The request:
Using the listing below, copy every line that mentions "this".

::: Input records :::

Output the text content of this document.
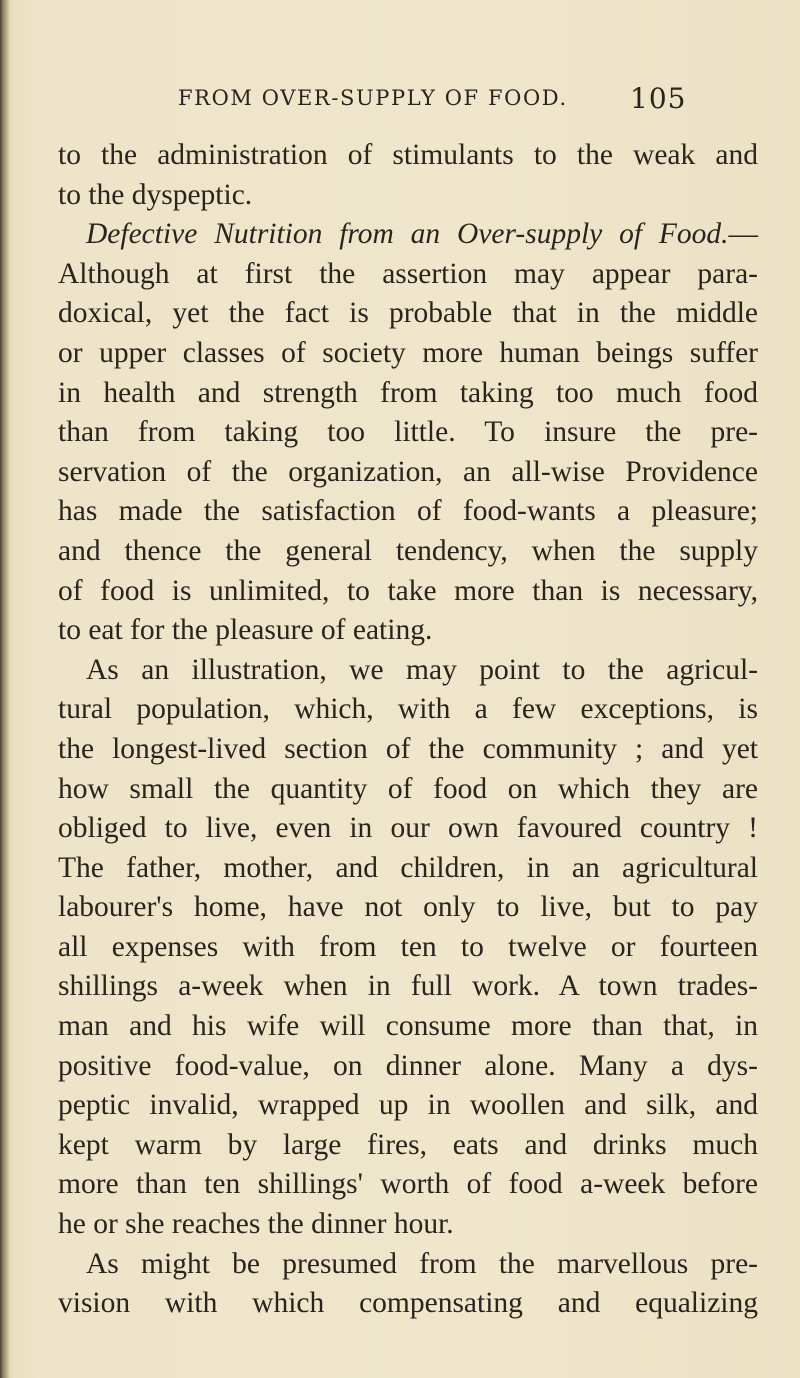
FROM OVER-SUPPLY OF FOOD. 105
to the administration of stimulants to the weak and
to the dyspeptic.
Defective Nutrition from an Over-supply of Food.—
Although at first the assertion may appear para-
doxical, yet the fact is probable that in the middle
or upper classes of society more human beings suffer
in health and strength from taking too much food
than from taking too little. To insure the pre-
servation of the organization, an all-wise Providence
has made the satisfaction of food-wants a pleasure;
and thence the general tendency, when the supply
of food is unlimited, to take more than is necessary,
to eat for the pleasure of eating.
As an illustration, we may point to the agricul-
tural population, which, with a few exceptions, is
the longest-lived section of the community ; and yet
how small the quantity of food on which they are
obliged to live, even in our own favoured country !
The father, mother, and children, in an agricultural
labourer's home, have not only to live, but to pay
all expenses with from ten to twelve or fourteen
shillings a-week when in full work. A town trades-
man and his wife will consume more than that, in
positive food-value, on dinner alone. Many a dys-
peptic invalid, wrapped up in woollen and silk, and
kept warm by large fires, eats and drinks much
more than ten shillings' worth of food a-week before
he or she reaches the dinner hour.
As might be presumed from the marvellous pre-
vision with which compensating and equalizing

:::
::: Input records :::

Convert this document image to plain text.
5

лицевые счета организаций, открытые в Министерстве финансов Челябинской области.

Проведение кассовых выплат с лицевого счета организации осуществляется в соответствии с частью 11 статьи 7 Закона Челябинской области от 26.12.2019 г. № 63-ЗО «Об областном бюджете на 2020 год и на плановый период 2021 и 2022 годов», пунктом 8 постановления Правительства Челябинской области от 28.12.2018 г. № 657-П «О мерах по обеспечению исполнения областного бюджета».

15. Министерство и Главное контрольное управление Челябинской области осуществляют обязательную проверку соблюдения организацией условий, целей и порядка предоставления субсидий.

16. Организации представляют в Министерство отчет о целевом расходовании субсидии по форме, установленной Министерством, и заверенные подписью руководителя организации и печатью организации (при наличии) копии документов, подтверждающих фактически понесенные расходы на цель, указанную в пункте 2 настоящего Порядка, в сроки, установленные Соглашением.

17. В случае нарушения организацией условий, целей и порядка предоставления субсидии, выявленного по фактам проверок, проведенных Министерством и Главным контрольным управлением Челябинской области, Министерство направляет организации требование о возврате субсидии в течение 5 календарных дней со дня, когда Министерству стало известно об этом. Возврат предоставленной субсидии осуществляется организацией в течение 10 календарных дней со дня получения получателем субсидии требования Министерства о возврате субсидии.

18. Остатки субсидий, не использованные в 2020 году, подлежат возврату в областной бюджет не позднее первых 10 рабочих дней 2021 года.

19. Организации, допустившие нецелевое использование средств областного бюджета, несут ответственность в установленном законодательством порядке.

:::

Exercise answer:
Output the text content of this document.
Convert this document image to plain text.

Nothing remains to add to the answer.